PROVIDED RECORDS —
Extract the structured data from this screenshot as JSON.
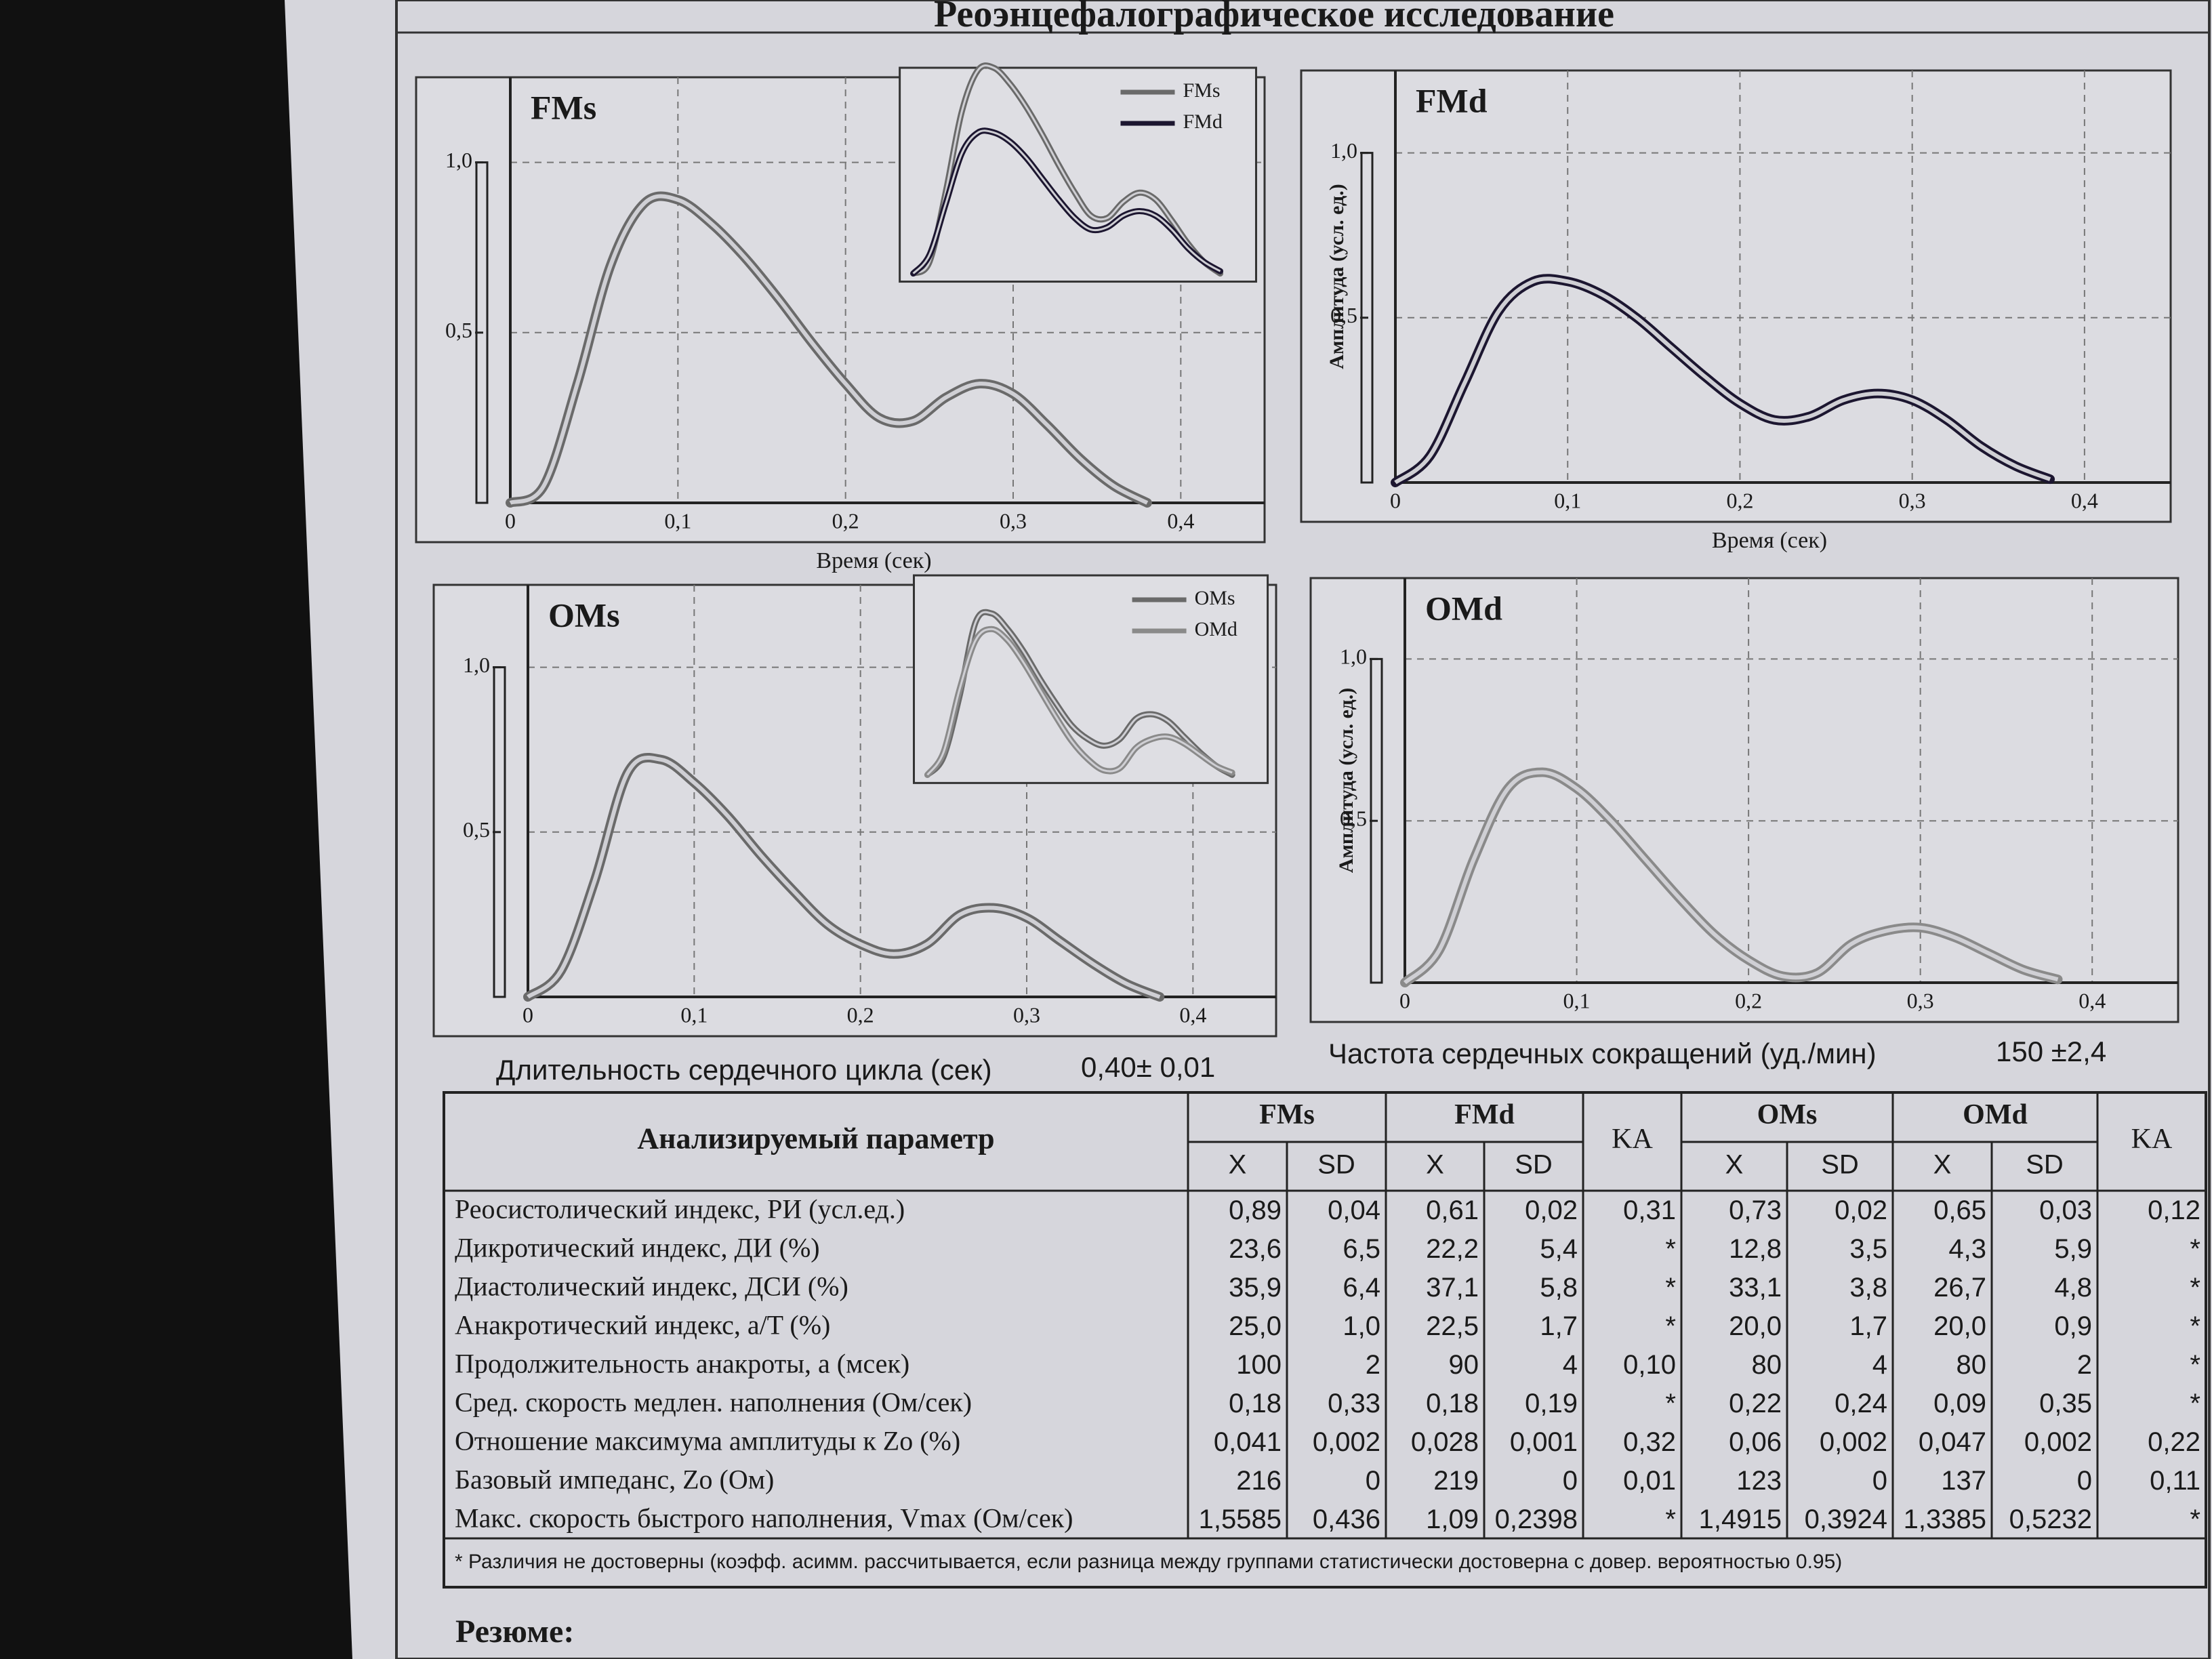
{
  "title": "Реоэнцефалографическое исследование",
  "chart_data": [
    {
      "type": "line",
      "title": "FMs",
      "xlabel": "Время (сек)",
      "inset": true,
      "x": [
        0,
        0.02,
        0.04,
        0.06,
        0.08,
        0.1,
        0.12,
        0.14,
        0.16,
        0.18,
        0.2,
        0.22,
        0.24,
        0.26,
        0.28,
        0.3,
        0.32,
        0.34,
        0.36,
        0.38
      ],
      "series": [
        {
          "name": "FMs",
          "color": "#6a6a6a",
          "values": [
            0,
            0.05,
            0.35,
            0.7,
            0.88,
            0.89,
            0.82,
            0.72,
            0.6,
            0.47,
            0.35,
            0.25,
            0.24,
            0.31,
            0.35,
            0.32,
            0.23,
            0.13,
            0.05,
            0
          ]
        }
      ],
      "xlim": [
        0,
        0.45
      ],
      "ylim": [
        0,
        1.25
      ],
      "xticks": [
        0,
        {
          "value": 0.1,
          "label": "0,1"
        },
        {
          "value": 0.2,
          "label": "0,2"
        },
        {
          "value": 0.3,
          "label": "0,3"
        },
        {
          "value": 0.4,
          "label": "0,4"
        }
      ],
      "yticks": [
        {
          "value": 0.5,
          "label": "0,5"
        },
        {
          "value": 1.0,
          "label": "1,0"
        }
      ],
      "grid": true
    },
    {
      "type": "line",
      "title": "FMd",
      "xlabel": "Время (сек)",
      "ylabel": "Амплитуда (усл. ед.)",
      "x": [
        0,
        0.02,
        0.04,
        0.06,
        0.08,
        0.1,
        0.12,
        0.14,
        0.16,
        0.18,
        0.2,
        0.22,
        0.24,
        0.26,
        0.28,
        0.3,
        0.32,
        0.34,
        0.36,
        0.38
      ],
      "series": [
        {
          "name": "FMd",
          "color": "#1c1630",
          "values": [
            0,
            0.08,
            0.3,
            0.52,
            0.61,
            0.61,
            0.57,
            0.5,
            0.41,
            0.32,
            0.24,
            0.19,
            0.2,
            0.25,
            0.27,
            0.25,
            0.19,
            0.11,
            0.05,
            0.01
          ]
        }
      ],
      "xlim": [
        0,
        0.45
      ],
      "ylim": [
        0,
        1.25
      ],
      "xticks": [
        0,
        {
          "value": 0.1,
          "label": "0,1"
        },
        {
          "value": 0.2,
          "label": "0,2"
        },
        {
          "value": 0.3,
          "label": "0,3"
        },
        {
          "value": 0.4,
          "label": "0,4"
        }
      ],
      "yticks": [
        {
          "value": 0.5,
          "label": "0,5"
        },
        {
          "value": 1.0,
          "label": "1,0"
        }
      ],
      "grid": true
    },
    {
      "type": "line",
      "title": "OMs",
      "inset": true,
      "x": [
        0,
        0.02,
        0.04,
        0.06,
        0.08,
        0.1,
        0.12,
        0.14,
        0.16,
        0.18,
        0.2,
        0.22,
        0.24,
        0.26,
        0.28,
        0.3,
        0.32,
        0.34,
        0.36,
        0.38
      ],
      "series": [
        {
          "name": "OMs",
          "color": "#6a6a6a",
          "values": [
            0,
            0.08,
            0.35,
            0.68,
            0.72,
            0.65,
            0.55,
            0.43,
            0.32,
            0.22,
            0.16,
            0.13,
            0.16,
            0.25,
            0.27,
            0.24,
            0.17,
            0.1,
            0.04,
            0
          ]
        }
      ],
      "xlim": [
        0,
        0.45
      ],
      "ylim": [
        0,
        1.25
      ],
      "xticks": [
        0,
        {
          "value": 0.1,
          "label": "0,1"
        },
        {
          "value": 0.2,
          "label": "0,2"
        },
        {
          "value": 0.3,
          "label": "0,3"
        },
        {
          "value": 0.4,
          "label": "0,4"
        }
      ],
      "yticks": [
        {
          "value": 0.5,
          "label": "0,5"
        },
        {
          "value": 1.0,
          "label": "1,0"
        }
      ],
      "grid": true
    },
    {
      "type": "line",
      "title": "OMd",
      "ylabel": "Амплитуда (усл. ед.)",
      "x": [
        0,
        0.02,
        0.04,
        0.06,
        0.08,
        0.1,
        0.12,
        0.14,
        0.16,
        0.18,
        0.2,
        0.22,
        0.24,
        0.26,
        0.28,
        0.3,
        0.32,
        0.34,
        0.36,
        0.38
      ],
      "series": [
        {
          "name": "OMd",
          "color": "#8a8a8a",
          "values": [
            0,
            0.1,
            0.38,
            0.6,
            0.65,
            0.6,
            0.5,
            0.38,
            0.26,
            0.15,
            0.07,
            0.02,
            0.03,
            0.12,
            0.16,
            0.17,
            0.14,
            0.09,
            0.04,
            0.01
          ]
        }
      ],
      "xlim": [
        0,
        0.45
      ],
      "ylim": [
        0,
        1.25
      ],
      "xticks": [
        0,
        {
          "value": 0.1,
          "label": "0,1"
        },
        {
          "value": 0.2,
          "label": "0,2"
        },
        {
          "value": 0.3,
          "label": "0,3"
        },
        {
          "value": 0.4,
          "label": "0,4"
        }
      ],
      "yticks": [
        {
          "value": 0.5,
          "label": "0,5"
        },
        {
          "value": 1.0,
          "label": "1,0"
        }
      ],
      "grid": true
    }
  ],
  "duration": {
    "label": "Длительность сердечного цикла (сек)",
    "value": "0,40± 0,01"
  },
  "heart_rate": {
    "label": "Частота сердечных сокращений (уд./мин)",
    "value": "150 ±2,4"
  },
  "table": {
    "header": "Анализируемый параметр",
    "groups": [
      "FMs",
      "FMd",
      "KA",
      "OMs",
      "OMd",
      "KA"
    ],
    "sub": [
      "X",
      "SD"
    ],
    "rows": [
      [
        "Реосистолический индекс, РИ (усл.ед.)",
        "0,89",
        "0,04",
        "0,61",
        "0,02",
        "0,31",
        "0,73",
        "0,02",
        "0,65",
        "0,03",
        "0,12"
      ],
      [
        "Дикротический индекс, ДИ (%)",
        "23,6",
        "6,5",
        "22,2",
        "5,4",
        "*",
        "12,8",
        "3,5",
        "4,3",
        "5,9",
        "*"
      ],
      [
        "Диастолический индекс, ДСИ (%)",
        "35,9",
        "6,4",
        "37,1",
        "5,8",
        "*",
        "33,1",
        "3,8",
        "26,7",
        "4,8",
        "*"
      ],
      [
        "Анакротический индекс, a/T (%)",
        "25,0",
        "1,0",
        "22,5",
        "1,7",
        "*",
        "20,0",
        "1,7",
        "20,0",
        "0,9",
        "*"
      ],
      [
        "Продолжительность анакроты, a (мсек)",
        "100",
        "2",
        "90",
        "4",
        "0,10",
        "80",
        "4",
        "80",
        "2",
        "*"
      ],
      [
        "Сред. скорость медлен. наполнения (Ом/сек)",
        "0,18",
        "0,33",
        "0,18",
        "0,19",
        "*",
        "0,22",
        "0,24",
        "0,09",
        "0,35",
        "*"
      ],
      [
        "Отношение максимума амплитуды к Zo (%)",
        "0,041",
        "0,002",
        "0,028",
        "0,001",
        "0,32",
        "0,06",
        "0,002",
        "0,047",
        "0,002",
        "0,22"
      ],
      [
        "Базовый импеданс, Zo (Ом)",
        "216",
        "0",
        "219",
        "0",
        "0,01",
        "123",
        "0",
        "137",
        "0",
        "0,11"
      ],
      [
        "Макс. скорость быстрого наполнения, Vmax (Ом/сек)",
        "1,5585",
        "0,436",
        "1,09",
        "0,2398",
        "*",
        "1,4915",
        "0,3924",
        "1,3385",
        "0,5232",
        "*"
      ]
    ],
    "footnote": "* Различия не достоверны (коэфф. асимм. рассчитывается, если разница между группами статистически достоверна с довер. вероятностью 0.95)"
  },
  "summary": "Резюме:"
}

WHAT THE EXERCISE ASKS —
Search the records above for "color". Copy each line where it is found.

ANSWER FOR THIS EXERCISE —
          "color": "#6a6a6a",
          "color": "#1c1630",
          "color": "#6a6a6a",
          "color": "#8a8a8a",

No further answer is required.